- Problem statement
Scan each line of the records for the word "this" and extract the ones that have it.

——

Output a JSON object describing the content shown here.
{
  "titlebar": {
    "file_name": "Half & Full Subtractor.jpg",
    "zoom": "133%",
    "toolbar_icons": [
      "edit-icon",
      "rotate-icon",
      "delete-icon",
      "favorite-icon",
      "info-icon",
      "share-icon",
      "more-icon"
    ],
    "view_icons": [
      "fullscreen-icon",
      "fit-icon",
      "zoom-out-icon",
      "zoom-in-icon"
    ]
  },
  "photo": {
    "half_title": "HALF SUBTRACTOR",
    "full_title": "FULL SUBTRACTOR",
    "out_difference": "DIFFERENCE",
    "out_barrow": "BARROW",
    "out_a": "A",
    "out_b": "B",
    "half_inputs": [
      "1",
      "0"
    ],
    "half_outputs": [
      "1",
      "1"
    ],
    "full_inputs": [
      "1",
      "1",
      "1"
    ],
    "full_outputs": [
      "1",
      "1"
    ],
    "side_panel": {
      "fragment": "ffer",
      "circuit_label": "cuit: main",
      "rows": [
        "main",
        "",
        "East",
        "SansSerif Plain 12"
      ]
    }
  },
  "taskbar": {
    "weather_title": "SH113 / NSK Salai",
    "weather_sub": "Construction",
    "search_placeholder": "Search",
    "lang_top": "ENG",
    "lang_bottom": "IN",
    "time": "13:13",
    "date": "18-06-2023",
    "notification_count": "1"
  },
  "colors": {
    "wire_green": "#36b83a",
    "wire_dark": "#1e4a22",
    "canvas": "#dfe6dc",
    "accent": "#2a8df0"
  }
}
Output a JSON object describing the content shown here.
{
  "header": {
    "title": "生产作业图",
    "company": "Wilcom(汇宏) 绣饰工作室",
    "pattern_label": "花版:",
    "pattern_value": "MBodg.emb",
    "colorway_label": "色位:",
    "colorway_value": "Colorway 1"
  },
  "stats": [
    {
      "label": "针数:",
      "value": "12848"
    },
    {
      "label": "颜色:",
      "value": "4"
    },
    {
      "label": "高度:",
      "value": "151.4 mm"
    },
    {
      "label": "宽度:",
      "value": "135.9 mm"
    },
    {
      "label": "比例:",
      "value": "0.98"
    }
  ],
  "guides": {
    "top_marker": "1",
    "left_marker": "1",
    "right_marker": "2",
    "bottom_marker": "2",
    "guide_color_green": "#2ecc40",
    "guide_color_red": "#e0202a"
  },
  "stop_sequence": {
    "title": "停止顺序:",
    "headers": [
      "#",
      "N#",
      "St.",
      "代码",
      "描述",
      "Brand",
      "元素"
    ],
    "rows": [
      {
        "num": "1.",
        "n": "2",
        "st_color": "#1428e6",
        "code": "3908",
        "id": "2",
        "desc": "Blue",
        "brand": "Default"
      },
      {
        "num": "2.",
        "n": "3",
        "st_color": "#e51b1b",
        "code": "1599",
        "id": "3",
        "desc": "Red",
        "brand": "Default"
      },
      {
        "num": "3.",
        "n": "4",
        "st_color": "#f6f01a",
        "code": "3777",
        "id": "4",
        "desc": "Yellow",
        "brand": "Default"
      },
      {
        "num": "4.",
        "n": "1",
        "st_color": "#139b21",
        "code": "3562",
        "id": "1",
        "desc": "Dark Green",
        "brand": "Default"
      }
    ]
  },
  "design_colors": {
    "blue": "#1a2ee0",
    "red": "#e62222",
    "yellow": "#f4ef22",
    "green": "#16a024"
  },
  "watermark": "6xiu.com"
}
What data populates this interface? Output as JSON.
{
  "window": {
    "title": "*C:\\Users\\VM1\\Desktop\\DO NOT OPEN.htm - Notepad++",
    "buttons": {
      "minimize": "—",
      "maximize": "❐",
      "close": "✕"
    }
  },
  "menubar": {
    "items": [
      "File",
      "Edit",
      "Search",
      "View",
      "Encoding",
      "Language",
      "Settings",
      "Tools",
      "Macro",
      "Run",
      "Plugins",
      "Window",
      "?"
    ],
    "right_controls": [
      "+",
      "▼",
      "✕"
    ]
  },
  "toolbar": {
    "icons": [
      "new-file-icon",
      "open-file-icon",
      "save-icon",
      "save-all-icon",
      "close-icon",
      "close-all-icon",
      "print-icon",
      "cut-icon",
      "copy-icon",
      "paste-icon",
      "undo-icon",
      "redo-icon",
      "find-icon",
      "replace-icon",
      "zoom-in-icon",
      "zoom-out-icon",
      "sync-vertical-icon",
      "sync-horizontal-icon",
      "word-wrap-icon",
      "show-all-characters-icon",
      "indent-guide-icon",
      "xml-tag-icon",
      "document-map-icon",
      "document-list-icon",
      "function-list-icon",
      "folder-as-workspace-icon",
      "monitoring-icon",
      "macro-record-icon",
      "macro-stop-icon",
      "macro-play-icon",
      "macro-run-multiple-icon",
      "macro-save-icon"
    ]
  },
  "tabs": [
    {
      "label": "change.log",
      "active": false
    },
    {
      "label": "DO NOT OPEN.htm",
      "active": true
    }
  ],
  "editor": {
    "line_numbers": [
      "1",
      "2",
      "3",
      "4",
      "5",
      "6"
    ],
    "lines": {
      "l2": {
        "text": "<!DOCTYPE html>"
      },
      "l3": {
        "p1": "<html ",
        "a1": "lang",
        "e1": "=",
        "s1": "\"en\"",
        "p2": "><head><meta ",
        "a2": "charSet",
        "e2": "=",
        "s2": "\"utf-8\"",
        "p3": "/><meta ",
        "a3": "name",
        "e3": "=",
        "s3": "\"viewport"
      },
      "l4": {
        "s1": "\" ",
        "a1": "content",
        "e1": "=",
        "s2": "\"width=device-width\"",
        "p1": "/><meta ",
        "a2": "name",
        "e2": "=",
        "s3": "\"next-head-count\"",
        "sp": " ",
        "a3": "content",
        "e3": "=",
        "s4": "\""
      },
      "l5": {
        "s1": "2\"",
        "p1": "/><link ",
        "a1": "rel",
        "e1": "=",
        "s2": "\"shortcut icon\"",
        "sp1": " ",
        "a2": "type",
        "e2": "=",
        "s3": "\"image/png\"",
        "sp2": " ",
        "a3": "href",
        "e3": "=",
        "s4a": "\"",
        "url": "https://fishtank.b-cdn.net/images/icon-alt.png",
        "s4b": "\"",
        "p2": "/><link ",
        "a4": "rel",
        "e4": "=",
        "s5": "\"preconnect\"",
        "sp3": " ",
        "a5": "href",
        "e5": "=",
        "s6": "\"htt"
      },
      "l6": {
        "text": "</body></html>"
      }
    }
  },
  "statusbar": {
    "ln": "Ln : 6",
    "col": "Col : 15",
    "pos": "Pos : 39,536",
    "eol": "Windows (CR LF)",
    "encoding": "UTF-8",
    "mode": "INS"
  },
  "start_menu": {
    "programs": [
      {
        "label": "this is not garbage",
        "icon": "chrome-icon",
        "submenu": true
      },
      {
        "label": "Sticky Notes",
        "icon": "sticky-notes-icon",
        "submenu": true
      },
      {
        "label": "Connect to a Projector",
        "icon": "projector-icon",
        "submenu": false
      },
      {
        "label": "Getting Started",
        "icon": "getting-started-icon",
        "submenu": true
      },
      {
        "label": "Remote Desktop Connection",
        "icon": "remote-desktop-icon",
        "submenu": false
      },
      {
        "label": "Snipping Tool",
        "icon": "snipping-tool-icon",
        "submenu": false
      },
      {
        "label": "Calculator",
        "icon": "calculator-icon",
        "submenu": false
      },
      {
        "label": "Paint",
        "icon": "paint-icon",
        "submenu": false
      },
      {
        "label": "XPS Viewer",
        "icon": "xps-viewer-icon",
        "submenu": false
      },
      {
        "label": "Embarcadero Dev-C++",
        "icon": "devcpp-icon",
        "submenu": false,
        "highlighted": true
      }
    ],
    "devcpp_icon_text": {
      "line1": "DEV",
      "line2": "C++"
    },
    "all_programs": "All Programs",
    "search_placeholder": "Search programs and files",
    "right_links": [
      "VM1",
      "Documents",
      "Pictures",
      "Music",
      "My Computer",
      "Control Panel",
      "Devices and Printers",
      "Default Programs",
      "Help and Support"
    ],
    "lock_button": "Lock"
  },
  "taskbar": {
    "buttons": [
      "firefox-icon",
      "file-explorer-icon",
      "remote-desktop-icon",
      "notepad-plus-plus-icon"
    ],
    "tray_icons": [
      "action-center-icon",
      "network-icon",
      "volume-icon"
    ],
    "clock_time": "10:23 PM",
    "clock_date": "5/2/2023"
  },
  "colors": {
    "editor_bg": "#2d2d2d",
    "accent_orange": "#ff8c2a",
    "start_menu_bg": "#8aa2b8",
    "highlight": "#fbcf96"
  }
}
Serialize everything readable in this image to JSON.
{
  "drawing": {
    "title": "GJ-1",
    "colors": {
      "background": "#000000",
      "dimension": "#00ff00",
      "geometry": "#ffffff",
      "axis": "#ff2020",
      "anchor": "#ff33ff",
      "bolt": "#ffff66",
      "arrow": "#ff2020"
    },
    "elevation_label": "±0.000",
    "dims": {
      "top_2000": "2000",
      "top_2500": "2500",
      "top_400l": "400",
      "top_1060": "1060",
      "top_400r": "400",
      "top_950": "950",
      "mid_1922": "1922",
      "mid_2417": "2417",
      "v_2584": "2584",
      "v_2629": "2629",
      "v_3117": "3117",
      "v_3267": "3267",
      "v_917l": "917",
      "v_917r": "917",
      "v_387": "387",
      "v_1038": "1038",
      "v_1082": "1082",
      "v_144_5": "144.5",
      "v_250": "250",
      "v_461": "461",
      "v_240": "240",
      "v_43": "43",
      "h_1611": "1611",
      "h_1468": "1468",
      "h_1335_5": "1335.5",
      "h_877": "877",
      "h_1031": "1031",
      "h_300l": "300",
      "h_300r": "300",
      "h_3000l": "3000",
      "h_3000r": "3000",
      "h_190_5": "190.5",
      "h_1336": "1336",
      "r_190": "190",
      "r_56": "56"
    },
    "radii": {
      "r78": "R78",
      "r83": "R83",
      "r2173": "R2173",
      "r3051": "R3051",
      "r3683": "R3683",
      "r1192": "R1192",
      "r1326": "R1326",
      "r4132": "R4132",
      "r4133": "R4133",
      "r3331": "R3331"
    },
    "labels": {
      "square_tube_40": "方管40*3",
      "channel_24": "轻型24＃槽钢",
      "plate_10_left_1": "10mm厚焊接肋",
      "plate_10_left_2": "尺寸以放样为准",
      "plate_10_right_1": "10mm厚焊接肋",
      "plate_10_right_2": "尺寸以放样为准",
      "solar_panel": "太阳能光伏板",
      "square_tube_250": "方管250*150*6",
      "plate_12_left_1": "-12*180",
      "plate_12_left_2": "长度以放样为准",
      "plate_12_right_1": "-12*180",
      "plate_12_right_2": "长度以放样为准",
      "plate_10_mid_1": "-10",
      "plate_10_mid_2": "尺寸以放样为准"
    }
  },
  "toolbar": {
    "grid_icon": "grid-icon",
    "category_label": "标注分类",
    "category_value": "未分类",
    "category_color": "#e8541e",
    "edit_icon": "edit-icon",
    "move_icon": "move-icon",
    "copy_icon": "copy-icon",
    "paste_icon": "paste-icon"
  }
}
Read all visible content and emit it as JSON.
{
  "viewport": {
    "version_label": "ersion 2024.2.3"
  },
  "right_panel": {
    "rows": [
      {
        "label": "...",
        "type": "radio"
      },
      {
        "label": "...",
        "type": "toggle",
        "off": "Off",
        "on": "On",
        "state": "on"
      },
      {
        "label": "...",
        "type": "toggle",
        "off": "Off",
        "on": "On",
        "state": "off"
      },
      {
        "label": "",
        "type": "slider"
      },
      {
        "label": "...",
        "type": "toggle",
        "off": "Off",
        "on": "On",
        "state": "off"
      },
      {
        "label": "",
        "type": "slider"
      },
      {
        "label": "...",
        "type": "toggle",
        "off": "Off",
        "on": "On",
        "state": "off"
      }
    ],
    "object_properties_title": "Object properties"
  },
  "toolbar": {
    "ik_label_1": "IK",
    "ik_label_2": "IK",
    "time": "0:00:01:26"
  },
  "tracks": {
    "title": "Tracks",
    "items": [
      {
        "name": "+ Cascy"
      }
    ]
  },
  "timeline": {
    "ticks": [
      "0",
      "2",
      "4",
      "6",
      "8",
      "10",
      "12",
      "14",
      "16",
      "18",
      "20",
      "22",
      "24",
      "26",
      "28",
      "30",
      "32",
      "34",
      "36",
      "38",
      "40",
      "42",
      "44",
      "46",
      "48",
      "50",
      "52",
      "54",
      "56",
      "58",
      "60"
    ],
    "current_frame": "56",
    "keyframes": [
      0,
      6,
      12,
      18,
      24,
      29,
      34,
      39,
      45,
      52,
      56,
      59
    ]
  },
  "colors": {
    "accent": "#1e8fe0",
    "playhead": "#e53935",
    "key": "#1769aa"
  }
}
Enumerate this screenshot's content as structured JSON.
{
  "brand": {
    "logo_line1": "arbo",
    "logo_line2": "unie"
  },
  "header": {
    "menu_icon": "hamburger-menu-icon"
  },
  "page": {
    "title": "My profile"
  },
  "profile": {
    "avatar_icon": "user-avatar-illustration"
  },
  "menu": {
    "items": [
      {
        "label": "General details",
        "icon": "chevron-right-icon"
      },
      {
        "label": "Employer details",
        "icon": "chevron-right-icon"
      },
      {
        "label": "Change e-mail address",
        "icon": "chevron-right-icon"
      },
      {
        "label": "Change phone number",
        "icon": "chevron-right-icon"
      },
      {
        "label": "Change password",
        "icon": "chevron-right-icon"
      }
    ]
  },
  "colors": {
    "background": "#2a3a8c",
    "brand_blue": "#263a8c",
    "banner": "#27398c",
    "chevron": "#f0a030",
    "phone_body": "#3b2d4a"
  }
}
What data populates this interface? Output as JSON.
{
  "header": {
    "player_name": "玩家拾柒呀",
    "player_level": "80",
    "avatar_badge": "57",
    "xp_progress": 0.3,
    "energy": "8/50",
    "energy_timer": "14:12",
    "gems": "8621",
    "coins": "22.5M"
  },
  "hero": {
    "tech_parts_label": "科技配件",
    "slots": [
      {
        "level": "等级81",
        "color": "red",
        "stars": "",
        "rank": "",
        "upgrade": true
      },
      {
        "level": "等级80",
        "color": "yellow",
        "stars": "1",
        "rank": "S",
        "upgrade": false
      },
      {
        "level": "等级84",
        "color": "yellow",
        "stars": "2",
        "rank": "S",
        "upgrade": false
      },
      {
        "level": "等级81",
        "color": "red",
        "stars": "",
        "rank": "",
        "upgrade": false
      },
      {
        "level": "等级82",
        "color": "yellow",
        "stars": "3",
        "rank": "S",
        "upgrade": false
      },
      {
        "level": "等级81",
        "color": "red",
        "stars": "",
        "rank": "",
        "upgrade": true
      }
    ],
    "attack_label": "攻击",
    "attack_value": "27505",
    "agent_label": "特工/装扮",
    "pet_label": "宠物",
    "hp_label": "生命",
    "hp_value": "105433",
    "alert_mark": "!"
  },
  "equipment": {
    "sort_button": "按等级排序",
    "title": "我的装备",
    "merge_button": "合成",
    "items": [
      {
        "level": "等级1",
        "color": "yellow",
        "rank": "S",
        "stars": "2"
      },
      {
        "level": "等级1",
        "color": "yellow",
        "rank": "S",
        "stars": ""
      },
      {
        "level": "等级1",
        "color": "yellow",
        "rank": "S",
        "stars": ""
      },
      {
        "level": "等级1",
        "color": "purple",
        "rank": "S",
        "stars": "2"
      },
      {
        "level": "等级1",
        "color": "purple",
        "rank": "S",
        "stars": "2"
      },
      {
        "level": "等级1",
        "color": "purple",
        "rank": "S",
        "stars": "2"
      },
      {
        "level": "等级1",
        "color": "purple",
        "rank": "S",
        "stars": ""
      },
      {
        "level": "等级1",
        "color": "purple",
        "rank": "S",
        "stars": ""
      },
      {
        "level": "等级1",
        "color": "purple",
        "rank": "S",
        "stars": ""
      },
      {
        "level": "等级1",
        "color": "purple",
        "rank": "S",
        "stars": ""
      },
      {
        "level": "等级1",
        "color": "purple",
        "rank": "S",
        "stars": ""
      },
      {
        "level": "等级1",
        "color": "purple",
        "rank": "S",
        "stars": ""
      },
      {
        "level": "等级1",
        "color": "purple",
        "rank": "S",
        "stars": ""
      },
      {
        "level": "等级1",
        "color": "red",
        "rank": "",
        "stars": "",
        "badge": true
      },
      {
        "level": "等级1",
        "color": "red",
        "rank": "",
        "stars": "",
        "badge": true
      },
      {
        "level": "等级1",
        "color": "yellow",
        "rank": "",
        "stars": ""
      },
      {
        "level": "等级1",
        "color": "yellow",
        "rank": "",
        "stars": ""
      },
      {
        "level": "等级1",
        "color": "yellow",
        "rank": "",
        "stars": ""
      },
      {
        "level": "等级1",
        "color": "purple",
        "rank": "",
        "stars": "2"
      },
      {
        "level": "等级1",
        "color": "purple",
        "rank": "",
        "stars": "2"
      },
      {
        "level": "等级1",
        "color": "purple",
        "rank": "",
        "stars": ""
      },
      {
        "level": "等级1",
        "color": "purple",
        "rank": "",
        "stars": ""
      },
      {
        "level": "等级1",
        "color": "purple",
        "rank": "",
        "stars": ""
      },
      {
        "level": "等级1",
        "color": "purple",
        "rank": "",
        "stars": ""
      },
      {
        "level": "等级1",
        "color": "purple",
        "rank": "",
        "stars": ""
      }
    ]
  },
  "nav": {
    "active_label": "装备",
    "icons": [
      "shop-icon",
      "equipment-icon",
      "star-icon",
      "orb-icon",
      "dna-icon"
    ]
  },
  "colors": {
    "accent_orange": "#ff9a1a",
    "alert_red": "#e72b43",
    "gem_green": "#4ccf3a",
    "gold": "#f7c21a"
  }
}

——

- Output of the task
What data populates this interface? Output as JSON.
        "label": "this is not garbage",
Serialize everything readable in this image to JSON.
Enumerate this screenshot's content as structured JSON.
What data populates this interface? Output as JSON.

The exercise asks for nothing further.